Task statement:
Pictures aside, write out every record exactly as it appears.

Task data:
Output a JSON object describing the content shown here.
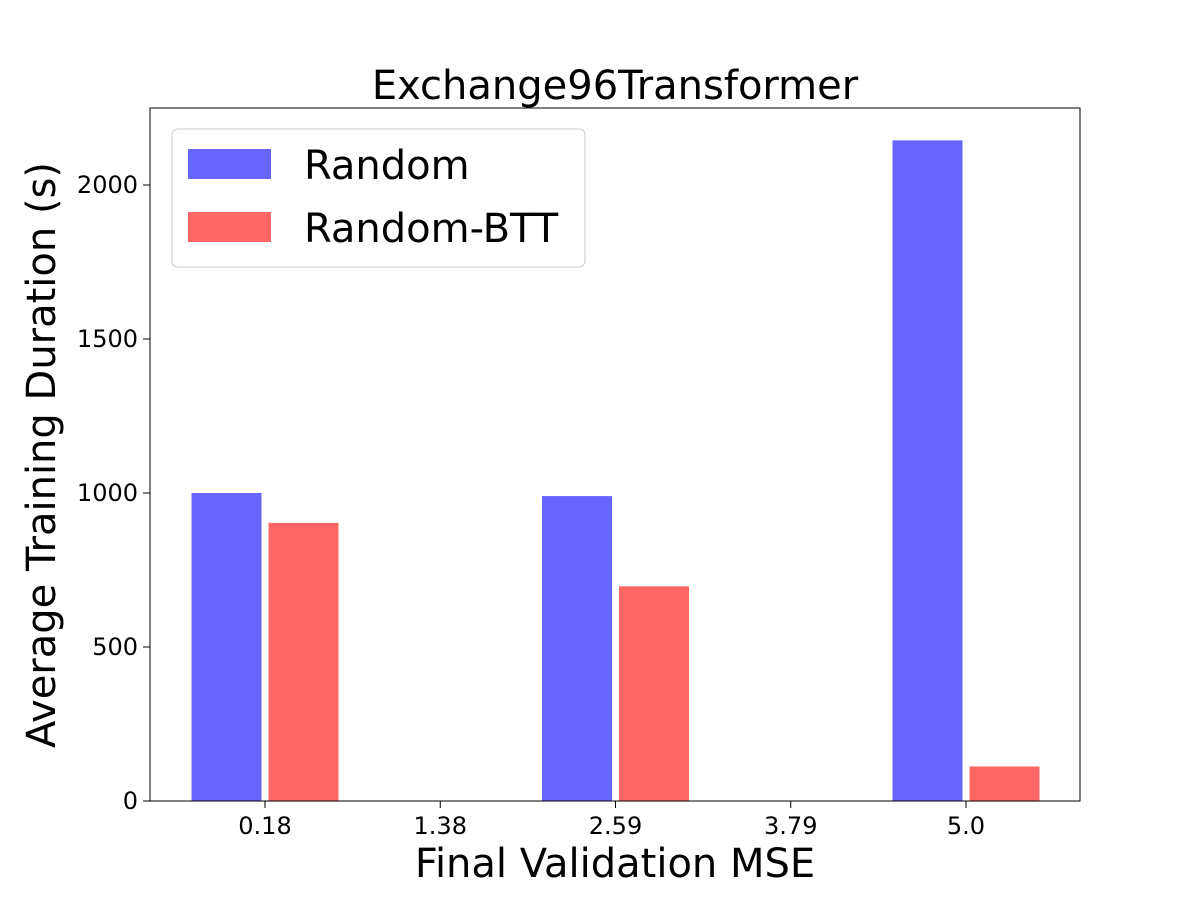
{
  "chart_data": {
    "type": "bar",
    "title": "Exchange96Transformer",
    "xlabel": "Final Validation MSE",
    "ylabel": "Average Training Duration (s)",
    "categories": [
      "0.18",
      "1.38",
      "2.59",
      "3.79",
      "5.0"
    ],
    "series": [
      {
        "name": "Random",
        "color": "#6666ff",
        "values": [
          1000,
          null,
          990,
          null,
          2145
        ]
      },
      {
        "name": "Random-BTT",
        "color": "#ff6666",
        "values": [
          903,
          null,
          697,
          null,
          112
        ]
      }
    ],
    "ylim": [
      0,
      2250
    ],
    "yticks": [
      0,
      500,
      1000,
      1500,
      2000
    ],
    "grid": false,
    "legend": {
      "position": "top-left"
    }
  }
}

Worked solution:
Output a JSON object describing the content shown here.
{
  "chart_data": {
    "type": "bar",
    "title": "Exchange96Transformer",
    "xlabel": "Final Validation MSE",
    "ylabel": "Average Training Duration (s)",
    "categories": [
      "0.18",
      "1.38",
      "2.59",
      "3.79",
      "5.0"
    ],
    "series": [
      {
        "name": "Random",
        "color": "#6666ff",
        "values": [
          1000,
          null,
          990,
          null,
          2145
        ]
      },
      {
        "name": "Random-BTT",
        "color": "#ff6666",
        "values": [
          903,
          null,
          697,
          null,
          112
        ]
      }
    ],
    "ylim": [
      0,
      2250
    ],
    "yticks": [
      0,
      500,
      1000,
      1500,
      2000
    ],
    "grid": false,
    "legend": {
      "position": "top-left"
    }
  }
}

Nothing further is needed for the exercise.